### Supplied data
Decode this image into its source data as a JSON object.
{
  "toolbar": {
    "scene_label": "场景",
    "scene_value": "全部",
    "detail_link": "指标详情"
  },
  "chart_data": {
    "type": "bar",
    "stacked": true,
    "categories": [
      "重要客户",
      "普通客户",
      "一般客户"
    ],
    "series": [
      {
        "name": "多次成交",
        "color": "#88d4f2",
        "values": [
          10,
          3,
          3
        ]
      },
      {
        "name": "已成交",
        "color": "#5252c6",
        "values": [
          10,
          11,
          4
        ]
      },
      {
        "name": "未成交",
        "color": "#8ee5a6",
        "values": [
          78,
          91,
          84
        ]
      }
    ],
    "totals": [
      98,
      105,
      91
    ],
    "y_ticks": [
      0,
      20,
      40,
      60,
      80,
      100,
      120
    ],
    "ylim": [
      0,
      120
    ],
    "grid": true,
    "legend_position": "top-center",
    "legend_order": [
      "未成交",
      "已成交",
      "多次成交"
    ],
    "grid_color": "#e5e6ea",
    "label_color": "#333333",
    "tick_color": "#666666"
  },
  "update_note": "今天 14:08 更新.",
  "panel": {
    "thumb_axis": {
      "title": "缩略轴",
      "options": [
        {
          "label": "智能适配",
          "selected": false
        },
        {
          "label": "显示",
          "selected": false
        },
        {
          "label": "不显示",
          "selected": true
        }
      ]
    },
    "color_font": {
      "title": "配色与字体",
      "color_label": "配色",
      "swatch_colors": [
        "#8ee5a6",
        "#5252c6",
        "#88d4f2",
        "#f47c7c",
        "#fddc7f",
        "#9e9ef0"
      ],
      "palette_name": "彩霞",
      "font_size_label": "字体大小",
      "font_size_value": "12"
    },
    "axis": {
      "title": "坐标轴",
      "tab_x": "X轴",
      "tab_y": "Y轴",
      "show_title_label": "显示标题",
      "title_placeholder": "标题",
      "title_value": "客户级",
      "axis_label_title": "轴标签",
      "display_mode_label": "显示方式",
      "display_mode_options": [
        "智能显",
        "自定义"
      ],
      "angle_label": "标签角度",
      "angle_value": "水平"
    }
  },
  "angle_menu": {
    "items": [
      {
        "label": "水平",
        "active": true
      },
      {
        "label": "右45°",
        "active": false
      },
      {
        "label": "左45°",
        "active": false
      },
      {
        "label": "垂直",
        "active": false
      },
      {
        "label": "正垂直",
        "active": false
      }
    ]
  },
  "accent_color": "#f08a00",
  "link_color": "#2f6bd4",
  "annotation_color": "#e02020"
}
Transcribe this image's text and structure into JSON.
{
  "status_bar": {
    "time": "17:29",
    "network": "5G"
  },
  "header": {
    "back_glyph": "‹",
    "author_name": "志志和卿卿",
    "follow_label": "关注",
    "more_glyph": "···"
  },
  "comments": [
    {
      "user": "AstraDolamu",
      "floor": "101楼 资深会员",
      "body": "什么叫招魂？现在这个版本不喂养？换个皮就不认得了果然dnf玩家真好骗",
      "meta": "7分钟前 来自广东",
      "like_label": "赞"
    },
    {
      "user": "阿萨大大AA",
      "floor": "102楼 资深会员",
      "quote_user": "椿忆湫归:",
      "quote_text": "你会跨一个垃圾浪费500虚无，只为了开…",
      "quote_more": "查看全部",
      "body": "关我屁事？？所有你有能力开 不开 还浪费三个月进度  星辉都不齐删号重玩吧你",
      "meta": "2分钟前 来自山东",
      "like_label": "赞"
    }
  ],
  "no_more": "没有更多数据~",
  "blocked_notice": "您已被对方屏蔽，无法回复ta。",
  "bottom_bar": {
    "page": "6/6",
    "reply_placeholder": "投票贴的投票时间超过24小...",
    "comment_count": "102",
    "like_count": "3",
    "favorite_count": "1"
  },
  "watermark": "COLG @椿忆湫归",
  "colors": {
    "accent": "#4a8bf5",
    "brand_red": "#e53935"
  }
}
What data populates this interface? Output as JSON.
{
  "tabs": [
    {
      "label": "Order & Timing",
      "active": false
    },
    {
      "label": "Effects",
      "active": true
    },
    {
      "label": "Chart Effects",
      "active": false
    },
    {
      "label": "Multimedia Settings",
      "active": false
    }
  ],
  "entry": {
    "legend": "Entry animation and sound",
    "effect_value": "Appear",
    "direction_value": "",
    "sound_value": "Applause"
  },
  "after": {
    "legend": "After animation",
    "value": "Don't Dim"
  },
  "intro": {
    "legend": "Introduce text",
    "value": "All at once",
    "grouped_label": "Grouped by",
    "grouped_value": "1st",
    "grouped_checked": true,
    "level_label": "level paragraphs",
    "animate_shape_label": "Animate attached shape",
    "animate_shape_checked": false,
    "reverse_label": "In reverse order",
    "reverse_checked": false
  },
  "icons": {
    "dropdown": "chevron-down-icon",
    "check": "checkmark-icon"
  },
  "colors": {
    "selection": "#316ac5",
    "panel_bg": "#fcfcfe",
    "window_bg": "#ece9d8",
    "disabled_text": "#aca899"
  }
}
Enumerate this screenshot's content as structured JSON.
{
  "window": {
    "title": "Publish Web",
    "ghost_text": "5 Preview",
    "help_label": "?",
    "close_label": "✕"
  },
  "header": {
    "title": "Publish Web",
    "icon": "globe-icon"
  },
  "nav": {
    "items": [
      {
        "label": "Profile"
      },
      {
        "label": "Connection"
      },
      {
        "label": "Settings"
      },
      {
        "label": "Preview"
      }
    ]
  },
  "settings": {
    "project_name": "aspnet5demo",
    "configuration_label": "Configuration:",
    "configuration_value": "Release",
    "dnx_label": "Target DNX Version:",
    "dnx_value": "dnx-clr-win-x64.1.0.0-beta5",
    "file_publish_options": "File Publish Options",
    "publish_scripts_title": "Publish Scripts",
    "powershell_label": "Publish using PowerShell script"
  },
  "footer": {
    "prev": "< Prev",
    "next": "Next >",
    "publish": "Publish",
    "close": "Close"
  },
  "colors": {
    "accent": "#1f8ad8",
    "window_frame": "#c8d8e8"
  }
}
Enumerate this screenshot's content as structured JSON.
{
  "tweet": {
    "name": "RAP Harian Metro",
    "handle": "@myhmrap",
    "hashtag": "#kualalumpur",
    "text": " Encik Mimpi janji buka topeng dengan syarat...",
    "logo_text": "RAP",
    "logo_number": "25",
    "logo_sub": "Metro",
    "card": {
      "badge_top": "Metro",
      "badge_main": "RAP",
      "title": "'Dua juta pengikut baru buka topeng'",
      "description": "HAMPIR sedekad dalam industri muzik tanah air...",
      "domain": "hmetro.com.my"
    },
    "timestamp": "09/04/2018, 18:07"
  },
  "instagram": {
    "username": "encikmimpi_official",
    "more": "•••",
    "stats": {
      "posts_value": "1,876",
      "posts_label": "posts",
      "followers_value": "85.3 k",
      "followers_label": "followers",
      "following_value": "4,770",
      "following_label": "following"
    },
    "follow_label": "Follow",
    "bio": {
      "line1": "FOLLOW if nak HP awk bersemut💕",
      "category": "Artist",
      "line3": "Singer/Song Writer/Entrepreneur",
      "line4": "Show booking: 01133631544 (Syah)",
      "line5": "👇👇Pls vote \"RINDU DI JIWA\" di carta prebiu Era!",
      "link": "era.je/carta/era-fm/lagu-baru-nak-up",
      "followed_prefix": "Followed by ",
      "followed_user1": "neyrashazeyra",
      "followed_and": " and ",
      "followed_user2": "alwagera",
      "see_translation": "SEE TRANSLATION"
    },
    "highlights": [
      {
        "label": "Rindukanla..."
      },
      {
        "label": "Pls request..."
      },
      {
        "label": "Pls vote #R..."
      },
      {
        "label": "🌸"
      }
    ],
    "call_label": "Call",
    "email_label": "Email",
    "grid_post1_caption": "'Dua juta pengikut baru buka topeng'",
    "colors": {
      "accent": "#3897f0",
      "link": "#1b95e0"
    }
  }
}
######
# Given problem
Where a line above includes "Publish", copy that line.

# Output of the task
    "title": "Publish Web",
    "title": "Publish Web",
    "file_publish_options": "File Publish Options",
    "publish_scripts_title": "Publish Scripts",
    "powershell_label": "Publish using PowerShell script"
    "publish": "Publish",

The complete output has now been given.